# [EXERCISE INSTRUCTIONS]
Look for the word "annotation" in the entries below, then copy every line that has it.

# [MATERIALS PROVIDED]

▼

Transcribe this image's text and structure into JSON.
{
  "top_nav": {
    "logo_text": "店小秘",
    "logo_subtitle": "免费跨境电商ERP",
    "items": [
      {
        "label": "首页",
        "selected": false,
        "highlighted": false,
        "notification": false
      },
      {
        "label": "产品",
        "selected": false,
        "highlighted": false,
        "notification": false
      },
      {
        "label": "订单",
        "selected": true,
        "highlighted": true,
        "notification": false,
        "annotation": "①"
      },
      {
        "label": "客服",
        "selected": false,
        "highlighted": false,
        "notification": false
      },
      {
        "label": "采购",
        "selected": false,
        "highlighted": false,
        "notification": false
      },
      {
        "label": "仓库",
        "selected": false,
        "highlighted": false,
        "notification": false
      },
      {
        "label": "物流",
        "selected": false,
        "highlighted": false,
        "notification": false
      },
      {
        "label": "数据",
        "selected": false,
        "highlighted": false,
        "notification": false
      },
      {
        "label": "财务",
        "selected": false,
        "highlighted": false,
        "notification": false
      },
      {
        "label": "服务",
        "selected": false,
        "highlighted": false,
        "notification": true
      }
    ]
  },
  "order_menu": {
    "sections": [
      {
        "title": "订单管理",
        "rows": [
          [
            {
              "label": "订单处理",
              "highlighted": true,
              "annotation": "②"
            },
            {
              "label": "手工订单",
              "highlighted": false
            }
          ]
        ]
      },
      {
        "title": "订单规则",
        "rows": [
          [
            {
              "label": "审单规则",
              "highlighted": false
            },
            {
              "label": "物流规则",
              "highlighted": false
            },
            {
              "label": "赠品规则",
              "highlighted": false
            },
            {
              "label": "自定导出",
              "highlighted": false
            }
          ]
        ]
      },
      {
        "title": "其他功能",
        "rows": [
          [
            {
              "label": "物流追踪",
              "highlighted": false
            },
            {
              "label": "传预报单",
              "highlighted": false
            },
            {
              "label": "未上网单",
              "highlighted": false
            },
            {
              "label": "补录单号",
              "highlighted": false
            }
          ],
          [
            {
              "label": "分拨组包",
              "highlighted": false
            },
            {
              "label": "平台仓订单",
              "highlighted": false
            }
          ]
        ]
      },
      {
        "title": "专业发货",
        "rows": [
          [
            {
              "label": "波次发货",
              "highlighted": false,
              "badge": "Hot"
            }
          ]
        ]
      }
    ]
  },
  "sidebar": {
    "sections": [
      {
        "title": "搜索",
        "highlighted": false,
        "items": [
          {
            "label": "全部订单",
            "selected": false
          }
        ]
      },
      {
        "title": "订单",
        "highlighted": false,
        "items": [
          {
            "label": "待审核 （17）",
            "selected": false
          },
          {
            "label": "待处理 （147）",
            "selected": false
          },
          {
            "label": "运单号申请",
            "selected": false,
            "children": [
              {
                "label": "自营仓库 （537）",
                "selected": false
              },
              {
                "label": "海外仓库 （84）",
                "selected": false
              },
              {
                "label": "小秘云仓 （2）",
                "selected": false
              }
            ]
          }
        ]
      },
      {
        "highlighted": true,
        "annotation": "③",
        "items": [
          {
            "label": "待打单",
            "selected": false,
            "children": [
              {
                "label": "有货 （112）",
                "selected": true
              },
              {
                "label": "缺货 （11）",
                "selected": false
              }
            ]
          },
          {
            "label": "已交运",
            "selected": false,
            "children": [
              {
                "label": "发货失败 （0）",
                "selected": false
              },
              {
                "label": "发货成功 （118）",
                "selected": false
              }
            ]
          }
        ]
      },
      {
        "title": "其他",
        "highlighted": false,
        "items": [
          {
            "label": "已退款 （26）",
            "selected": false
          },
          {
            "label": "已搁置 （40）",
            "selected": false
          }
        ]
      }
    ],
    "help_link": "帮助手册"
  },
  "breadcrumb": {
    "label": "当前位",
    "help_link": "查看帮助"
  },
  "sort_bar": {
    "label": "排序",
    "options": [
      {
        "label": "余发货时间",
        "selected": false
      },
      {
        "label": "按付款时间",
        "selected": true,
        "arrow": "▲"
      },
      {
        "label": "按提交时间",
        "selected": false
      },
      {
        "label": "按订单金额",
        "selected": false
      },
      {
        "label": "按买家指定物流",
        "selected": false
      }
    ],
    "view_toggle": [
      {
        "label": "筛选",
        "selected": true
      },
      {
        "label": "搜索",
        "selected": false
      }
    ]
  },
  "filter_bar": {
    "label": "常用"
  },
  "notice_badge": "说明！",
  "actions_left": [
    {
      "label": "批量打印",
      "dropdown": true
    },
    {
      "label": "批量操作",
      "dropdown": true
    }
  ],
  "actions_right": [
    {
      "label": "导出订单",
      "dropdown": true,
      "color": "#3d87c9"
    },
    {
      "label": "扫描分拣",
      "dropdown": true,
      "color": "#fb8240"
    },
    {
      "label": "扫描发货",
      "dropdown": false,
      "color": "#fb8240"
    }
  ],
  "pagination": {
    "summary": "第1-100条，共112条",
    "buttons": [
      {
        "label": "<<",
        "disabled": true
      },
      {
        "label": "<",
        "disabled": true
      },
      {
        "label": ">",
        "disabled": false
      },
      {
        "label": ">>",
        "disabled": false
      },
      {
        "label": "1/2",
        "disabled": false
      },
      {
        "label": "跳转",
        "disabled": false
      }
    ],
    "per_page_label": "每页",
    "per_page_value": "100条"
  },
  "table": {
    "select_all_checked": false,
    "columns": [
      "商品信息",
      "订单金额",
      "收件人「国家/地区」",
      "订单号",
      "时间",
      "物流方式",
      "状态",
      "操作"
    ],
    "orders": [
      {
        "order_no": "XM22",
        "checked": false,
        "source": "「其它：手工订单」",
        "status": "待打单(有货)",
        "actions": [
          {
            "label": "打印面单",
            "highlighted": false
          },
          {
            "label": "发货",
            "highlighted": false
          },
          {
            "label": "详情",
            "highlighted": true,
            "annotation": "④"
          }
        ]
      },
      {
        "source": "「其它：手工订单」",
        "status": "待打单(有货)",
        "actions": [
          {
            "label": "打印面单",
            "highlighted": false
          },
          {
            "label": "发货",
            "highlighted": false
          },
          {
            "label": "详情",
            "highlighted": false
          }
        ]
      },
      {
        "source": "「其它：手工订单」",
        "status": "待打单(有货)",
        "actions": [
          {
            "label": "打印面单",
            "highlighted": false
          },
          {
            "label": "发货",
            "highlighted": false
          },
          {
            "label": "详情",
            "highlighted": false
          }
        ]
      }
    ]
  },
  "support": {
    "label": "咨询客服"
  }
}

▲

# [ANSWER]
        "annotation": "①"
              "annotation": "②"
        "annotation": "③",
            "annotation": "④"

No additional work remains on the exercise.